PROMPT - Can the data below be echoed back word for word?

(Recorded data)

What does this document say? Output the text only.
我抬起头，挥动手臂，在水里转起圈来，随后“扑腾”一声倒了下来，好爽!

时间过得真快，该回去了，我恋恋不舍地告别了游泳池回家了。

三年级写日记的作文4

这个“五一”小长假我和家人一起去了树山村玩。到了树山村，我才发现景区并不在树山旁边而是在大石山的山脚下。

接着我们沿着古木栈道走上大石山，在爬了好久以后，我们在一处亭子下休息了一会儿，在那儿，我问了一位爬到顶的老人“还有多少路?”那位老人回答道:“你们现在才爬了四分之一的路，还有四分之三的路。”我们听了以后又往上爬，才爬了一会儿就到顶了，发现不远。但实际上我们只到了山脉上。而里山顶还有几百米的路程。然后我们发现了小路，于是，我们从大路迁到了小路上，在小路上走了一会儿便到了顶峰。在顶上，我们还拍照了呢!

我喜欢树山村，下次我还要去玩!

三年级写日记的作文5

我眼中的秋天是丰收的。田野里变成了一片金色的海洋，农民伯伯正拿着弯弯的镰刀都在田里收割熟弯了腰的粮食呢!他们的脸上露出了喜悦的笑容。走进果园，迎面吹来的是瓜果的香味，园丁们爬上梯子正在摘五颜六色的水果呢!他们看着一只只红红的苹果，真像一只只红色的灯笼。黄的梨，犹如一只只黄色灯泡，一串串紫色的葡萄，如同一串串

WRITTEN ANSWER -
What does this document say? Output the text only.
我抬起头，挥动手臂，在水里转起圈来，随后“扑腾”一声倒了下来，好爽!

时间过得真快，该回去了，我恋恋不舍地告别了游泳池回家了。

三年级写日记的作文4

这个“五一”小长假我和家人一起去了树山村玩。到了树山村，我才发现景区并不在树山旁边而是在大石山的山脚下。

接着我们沿着古木栈道走上大石山，在爬了好久以后，我们在一处亭子下休息了一会儿，在那儿，我问了一位爬到顶的老人“还有多少路?”那位老人回答道:“你们现在才爬了四分之一的路，还有四分之三的路。”我们听了以后又往上爬，才爬了一会儿就到顶了，发现不远。但实际上我们只到了山脉上。而里山顶还有几百米的路程。然后我们发现了小路，于是，我们从大路迁到了小路上，在小路上走了一会儿便到了顶峰。在顶上，我们还拍照了呢!

我喜欢树山村，下次我还要去玩!

三年级写日记的作文5

我眼中的秋天是丰收的。田野里变成了一片金色的海洋，农民伯伯正拿着弯弯的镰刀都在田里收割熟弯了腰的粮食呢!他们的脸上露出了喜悦的笑容。走进果园，迎面吹来的是瓜果的香味，园丁们爬上梯子正在摘五颜六色的水果呢!他们看着一只只红红的苹果，真像一只只红色的灯笼。黄的梨，犹如一只只黄色灯泡，一串串紫色的葡萄，如同一串串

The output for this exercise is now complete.